Stated exercise ::
Copy every line of the records below where the word "April" occurs.
:::
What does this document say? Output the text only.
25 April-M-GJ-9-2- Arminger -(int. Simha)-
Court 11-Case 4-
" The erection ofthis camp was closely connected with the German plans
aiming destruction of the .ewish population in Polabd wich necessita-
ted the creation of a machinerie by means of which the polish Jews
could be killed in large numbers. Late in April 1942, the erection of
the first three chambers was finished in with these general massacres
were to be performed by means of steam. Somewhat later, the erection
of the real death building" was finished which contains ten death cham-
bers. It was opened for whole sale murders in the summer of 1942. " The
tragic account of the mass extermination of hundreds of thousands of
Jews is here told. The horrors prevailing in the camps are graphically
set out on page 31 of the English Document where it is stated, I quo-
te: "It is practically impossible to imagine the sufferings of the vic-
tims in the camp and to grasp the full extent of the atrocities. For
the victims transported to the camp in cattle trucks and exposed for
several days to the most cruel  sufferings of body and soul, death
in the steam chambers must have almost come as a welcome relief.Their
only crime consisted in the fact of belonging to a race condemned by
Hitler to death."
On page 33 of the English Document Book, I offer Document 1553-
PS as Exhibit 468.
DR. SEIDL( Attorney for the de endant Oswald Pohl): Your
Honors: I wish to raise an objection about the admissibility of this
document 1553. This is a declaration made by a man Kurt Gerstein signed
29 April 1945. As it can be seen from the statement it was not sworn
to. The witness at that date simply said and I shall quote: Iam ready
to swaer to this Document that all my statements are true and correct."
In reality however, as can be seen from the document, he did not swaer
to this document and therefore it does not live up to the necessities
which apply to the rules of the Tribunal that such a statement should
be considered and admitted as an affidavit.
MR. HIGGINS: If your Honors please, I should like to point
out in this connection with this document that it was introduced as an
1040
:::
Solution to the problem ::
25 April-M-GJ-9-2- Arminger -(int. Simha)-
could be killed in large numbers. Late in April 1942, the erection of
29 April 1945. As it can be seen from the statement it was not sworn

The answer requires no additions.